Stored entries
-*-
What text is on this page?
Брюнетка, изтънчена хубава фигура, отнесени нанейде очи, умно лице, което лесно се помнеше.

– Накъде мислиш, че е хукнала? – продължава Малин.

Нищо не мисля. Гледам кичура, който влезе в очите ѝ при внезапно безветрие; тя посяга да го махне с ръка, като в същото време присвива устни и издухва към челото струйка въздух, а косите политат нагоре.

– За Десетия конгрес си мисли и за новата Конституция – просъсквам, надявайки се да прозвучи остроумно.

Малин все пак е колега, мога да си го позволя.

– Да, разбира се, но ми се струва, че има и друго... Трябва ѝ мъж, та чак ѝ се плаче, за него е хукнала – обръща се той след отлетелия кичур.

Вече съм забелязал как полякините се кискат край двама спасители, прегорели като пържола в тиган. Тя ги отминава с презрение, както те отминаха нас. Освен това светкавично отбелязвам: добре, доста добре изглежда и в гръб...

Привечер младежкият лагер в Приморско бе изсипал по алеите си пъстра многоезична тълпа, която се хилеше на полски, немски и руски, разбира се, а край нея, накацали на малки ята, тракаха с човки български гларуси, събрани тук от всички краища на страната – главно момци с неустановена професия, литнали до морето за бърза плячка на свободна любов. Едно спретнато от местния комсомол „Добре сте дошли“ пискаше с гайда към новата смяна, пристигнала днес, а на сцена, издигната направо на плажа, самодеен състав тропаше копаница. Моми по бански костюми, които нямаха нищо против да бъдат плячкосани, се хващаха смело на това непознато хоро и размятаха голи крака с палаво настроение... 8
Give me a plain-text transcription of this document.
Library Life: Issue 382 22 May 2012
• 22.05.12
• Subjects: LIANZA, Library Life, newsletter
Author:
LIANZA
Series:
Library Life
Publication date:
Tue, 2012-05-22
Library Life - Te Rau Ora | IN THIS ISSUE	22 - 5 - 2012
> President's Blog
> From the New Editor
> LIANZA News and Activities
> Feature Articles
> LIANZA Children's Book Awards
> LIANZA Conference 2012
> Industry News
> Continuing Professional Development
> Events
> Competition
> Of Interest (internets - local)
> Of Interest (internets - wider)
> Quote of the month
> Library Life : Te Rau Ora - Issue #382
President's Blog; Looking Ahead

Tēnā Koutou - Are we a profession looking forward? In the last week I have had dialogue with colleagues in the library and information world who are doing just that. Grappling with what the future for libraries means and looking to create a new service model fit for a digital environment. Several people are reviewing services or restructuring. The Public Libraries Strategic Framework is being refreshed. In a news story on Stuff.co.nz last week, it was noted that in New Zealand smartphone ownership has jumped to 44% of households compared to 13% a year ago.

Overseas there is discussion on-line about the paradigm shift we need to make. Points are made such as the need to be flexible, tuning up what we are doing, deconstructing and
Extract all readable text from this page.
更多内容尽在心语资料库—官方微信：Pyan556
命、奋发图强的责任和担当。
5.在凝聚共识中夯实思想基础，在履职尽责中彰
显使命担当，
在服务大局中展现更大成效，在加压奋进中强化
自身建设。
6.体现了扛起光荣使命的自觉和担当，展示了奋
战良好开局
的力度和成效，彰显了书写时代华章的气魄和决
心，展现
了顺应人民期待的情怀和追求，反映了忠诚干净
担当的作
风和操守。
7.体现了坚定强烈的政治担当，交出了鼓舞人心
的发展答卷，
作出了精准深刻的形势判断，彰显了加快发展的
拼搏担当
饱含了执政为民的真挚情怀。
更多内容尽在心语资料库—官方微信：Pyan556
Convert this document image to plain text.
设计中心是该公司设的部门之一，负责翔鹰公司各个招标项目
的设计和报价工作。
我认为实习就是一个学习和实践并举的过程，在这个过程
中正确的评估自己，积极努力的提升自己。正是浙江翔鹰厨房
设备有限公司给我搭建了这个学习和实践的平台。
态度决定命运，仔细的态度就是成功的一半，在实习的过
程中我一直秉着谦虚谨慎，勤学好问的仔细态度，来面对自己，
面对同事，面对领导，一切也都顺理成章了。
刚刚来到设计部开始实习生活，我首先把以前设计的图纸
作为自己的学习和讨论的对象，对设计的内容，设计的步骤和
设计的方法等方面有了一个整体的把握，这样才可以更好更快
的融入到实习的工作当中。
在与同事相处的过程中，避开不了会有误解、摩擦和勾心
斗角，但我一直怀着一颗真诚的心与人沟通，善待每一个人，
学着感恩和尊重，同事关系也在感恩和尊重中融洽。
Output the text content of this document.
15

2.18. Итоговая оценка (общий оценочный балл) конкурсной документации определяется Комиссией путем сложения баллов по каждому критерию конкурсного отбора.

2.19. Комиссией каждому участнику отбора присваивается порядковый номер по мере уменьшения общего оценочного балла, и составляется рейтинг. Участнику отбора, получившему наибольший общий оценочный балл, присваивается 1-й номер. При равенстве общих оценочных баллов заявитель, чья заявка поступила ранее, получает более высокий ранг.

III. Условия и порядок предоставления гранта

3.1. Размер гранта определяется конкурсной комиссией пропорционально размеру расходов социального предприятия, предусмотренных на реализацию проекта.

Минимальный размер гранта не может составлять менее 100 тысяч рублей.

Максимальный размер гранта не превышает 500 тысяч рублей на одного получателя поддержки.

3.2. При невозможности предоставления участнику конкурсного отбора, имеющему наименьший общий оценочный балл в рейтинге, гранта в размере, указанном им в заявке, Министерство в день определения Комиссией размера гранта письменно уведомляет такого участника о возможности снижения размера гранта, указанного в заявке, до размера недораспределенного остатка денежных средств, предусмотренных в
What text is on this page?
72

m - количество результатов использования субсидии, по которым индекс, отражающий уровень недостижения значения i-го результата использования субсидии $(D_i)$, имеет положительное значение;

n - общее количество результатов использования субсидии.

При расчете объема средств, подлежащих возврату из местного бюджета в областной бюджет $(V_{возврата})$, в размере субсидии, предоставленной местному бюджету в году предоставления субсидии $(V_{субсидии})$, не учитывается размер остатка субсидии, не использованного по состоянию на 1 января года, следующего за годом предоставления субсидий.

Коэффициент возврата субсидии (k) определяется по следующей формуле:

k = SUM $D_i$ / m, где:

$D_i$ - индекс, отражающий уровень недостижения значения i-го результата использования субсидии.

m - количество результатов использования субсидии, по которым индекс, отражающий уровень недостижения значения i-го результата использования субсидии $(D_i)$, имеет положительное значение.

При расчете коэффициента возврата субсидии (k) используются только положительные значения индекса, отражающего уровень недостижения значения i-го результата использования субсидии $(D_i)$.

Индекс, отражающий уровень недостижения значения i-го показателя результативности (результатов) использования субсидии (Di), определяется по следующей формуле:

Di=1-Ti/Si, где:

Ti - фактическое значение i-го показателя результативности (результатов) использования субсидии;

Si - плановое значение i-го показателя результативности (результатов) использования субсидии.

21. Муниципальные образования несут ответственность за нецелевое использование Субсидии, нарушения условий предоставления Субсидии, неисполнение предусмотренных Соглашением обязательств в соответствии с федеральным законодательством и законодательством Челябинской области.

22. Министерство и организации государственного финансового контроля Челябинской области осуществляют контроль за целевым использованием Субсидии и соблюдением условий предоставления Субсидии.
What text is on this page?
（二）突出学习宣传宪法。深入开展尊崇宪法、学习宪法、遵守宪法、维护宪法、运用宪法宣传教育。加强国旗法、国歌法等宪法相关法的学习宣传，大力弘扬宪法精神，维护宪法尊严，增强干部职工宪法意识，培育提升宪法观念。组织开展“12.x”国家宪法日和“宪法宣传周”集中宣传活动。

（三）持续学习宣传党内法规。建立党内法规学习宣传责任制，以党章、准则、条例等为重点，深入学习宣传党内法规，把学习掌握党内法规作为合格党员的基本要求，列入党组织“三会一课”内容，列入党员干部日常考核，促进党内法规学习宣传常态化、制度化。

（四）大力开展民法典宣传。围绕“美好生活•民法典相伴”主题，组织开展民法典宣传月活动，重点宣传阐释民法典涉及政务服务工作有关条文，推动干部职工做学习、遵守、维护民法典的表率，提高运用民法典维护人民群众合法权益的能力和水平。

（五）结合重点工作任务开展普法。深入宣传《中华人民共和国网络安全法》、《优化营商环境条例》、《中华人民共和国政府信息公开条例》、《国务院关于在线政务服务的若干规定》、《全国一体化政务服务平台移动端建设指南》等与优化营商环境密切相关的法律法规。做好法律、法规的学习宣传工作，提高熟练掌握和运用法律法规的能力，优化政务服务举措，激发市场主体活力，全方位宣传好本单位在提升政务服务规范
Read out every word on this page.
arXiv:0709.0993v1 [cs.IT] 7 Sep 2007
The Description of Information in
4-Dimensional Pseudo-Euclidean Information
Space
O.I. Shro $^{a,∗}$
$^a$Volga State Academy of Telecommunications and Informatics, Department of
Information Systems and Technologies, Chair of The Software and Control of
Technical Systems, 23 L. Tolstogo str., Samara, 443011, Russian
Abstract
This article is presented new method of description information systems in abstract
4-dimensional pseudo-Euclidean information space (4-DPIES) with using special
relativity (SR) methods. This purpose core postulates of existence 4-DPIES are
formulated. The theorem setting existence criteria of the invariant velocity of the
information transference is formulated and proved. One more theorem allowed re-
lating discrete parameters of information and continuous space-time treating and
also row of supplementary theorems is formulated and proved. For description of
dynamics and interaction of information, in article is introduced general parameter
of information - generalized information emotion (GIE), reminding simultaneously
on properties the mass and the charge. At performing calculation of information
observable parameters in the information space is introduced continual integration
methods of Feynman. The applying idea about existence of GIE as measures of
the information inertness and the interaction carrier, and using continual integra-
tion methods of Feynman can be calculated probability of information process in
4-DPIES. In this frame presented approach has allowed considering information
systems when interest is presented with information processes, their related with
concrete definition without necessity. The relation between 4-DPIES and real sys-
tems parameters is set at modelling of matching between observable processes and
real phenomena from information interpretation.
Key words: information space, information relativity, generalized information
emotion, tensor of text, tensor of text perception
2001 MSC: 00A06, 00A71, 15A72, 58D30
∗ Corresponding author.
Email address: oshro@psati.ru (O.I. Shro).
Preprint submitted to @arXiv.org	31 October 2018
-*-
[Given exercise] Show the lines of the records that contain the word "Life".

[Finished exercise]
Library Life: Issue 382 22 May 2012
• Subjects: LIANZA, Library Life, newsletter
Library Life
Library Life - Te Rau Ora | IN THIS ISSUE	22 - 5 - 2012
> Library Life : Te Rau Ora - Issue #382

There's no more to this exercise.